The request => Which lines hold the word "image"? Copy each of them from the material.

*** Data ***

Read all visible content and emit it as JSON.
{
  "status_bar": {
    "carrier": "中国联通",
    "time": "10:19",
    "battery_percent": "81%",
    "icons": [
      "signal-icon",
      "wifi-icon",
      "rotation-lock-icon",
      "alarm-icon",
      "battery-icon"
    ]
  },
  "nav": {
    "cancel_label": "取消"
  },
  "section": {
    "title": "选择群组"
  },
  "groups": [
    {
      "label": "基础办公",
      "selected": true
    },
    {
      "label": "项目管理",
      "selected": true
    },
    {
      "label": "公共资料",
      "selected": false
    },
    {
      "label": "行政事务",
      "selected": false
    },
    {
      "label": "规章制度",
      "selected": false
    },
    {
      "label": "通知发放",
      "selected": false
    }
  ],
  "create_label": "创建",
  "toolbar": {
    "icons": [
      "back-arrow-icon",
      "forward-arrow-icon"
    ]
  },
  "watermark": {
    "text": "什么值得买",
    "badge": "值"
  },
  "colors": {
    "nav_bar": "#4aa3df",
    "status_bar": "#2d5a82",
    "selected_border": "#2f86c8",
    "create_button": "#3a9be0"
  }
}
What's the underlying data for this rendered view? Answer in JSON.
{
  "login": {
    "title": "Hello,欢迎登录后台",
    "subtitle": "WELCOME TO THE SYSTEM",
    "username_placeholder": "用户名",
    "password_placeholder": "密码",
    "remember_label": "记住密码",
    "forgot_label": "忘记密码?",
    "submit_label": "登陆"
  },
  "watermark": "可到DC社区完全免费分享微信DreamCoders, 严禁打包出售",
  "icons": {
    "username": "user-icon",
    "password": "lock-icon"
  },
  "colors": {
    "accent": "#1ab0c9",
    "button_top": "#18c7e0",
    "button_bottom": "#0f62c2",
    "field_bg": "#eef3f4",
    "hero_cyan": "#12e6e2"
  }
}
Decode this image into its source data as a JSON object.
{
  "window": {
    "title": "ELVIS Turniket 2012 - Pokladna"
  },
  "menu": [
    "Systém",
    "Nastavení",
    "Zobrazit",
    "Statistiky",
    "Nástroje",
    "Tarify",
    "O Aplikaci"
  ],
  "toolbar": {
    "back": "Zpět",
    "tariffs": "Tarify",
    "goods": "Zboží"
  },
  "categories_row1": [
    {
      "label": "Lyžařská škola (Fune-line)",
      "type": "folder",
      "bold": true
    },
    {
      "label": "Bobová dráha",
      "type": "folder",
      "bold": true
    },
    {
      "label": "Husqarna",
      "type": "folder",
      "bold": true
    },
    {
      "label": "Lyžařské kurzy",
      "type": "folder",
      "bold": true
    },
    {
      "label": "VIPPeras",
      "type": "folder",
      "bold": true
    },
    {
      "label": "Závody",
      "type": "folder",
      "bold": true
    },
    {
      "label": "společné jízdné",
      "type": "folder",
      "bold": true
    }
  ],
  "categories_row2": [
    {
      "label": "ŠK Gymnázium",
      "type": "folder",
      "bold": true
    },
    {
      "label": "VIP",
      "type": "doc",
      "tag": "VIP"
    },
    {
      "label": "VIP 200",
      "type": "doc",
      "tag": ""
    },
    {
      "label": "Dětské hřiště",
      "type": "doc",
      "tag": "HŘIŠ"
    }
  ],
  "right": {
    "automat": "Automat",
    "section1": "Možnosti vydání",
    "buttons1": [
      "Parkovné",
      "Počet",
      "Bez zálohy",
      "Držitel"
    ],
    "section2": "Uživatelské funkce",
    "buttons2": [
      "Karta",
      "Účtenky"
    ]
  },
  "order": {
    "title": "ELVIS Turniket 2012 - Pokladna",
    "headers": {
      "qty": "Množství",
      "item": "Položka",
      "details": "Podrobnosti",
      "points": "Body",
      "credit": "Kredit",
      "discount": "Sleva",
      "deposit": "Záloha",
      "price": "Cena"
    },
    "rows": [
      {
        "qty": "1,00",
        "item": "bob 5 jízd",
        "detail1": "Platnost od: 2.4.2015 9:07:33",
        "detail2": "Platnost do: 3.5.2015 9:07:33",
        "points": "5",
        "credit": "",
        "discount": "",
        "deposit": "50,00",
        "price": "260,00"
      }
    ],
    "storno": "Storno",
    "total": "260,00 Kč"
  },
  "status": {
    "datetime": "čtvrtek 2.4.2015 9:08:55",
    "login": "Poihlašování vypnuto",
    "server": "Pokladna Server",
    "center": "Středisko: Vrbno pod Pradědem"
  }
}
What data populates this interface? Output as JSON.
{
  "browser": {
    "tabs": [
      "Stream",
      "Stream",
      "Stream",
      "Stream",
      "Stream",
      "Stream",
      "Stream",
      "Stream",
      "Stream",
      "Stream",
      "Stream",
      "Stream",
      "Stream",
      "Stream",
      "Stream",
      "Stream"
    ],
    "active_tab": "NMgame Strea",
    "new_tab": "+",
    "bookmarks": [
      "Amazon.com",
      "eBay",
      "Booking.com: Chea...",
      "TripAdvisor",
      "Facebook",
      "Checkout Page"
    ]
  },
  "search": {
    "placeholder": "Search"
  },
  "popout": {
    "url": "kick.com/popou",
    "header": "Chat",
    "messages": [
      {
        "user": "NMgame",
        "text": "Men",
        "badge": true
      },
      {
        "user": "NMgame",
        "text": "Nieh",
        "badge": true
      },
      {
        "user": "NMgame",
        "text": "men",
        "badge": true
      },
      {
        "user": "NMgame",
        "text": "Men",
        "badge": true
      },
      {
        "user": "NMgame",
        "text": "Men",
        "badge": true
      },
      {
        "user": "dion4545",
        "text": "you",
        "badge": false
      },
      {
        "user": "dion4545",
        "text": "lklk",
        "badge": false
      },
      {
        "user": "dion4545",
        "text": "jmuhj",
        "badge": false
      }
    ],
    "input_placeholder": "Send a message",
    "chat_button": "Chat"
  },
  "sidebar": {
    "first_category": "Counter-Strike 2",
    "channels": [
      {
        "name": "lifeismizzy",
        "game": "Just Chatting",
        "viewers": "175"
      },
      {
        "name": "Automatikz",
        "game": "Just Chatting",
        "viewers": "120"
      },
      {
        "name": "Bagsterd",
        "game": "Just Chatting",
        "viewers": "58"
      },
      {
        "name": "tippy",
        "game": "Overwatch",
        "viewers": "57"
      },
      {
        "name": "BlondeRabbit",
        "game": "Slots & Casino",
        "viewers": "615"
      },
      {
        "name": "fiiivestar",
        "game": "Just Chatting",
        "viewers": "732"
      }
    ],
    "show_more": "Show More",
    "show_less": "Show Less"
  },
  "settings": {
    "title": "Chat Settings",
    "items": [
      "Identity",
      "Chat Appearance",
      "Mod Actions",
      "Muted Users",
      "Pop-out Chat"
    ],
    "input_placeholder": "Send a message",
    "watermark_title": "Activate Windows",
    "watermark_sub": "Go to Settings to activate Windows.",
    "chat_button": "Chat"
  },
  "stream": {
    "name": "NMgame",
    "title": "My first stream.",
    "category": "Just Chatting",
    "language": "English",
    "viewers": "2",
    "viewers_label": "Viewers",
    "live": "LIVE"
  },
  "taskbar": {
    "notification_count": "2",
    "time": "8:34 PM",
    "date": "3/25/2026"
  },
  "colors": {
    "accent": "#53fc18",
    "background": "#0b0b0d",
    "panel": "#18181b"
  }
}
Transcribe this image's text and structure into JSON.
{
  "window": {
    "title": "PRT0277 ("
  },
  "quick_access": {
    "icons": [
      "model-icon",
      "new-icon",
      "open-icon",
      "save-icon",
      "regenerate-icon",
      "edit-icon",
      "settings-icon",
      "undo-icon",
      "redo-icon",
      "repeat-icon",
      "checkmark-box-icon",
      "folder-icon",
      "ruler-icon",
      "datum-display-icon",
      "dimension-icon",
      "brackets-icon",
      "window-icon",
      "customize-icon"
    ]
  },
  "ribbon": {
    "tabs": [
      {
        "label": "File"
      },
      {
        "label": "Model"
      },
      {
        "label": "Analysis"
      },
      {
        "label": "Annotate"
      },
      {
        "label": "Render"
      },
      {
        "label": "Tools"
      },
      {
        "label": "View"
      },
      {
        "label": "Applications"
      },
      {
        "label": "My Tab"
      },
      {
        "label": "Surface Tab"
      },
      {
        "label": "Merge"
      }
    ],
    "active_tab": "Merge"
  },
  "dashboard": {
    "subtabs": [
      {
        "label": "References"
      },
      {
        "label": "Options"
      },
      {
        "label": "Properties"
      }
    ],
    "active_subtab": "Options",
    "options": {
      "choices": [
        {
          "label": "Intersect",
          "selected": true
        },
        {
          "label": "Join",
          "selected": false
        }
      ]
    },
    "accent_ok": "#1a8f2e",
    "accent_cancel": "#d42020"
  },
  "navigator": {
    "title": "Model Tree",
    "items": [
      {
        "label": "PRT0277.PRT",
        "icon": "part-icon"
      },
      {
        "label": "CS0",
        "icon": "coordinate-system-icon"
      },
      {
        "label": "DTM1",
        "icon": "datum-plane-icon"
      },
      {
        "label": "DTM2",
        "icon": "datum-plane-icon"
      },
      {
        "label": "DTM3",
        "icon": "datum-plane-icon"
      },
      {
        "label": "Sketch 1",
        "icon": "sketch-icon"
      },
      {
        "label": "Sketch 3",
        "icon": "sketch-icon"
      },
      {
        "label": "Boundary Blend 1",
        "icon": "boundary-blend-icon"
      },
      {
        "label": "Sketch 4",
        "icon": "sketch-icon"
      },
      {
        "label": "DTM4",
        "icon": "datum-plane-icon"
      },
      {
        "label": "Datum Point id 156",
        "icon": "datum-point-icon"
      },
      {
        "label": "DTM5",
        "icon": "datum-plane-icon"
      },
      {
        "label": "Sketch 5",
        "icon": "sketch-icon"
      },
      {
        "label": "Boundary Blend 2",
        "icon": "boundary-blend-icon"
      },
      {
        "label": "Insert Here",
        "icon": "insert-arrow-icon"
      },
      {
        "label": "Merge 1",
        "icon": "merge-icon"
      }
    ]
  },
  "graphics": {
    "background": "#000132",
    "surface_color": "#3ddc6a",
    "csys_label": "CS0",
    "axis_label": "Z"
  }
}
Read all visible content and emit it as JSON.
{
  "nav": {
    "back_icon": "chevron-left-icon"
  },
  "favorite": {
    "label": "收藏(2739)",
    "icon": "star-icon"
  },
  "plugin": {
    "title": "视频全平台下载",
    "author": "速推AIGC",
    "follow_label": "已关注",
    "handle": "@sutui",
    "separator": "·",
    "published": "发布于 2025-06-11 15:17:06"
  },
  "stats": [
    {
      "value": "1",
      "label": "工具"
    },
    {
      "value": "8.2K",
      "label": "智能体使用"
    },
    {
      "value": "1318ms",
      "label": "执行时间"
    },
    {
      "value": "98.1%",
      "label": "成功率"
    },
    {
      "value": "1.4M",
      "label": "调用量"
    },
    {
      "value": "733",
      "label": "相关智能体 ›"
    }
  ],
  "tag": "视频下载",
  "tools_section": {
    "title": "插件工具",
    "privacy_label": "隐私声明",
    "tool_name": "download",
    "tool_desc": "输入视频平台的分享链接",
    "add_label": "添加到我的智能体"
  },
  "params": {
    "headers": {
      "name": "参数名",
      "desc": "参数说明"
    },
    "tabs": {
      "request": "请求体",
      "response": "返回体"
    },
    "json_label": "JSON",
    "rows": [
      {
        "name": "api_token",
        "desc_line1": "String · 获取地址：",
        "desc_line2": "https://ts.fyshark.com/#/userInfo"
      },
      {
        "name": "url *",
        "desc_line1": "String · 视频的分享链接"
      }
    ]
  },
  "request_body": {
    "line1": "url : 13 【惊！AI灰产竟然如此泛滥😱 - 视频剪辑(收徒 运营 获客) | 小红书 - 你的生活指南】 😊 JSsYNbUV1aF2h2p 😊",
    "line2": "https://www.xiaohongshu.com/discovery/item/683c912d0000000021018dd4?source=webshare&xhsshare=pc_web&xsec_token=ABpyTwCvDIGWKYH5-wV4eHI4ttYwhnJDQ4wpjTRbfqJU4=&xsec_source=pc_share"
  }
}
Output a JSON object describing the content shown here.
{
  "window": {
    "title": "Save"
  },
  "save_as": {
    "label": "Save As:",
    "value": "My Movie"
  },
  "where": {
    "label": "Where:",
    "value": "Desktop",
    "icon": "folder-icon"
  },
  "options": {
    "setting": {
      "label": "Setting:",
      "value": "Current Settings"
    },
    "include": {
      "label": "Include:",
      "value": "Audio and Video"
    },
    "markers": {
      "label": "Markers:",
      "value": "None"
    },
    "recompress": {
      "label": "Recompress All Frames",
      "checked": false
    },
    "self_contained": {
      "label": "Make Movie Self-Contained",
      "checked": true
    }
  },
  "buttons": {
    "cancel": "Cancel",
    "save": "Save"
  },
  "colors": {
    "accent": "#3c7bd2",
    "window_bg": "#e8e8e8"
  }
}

***

Answer to the task =>
Decode this image into its source data as a JSON object.
Transcribe this image's text and structure into JSON.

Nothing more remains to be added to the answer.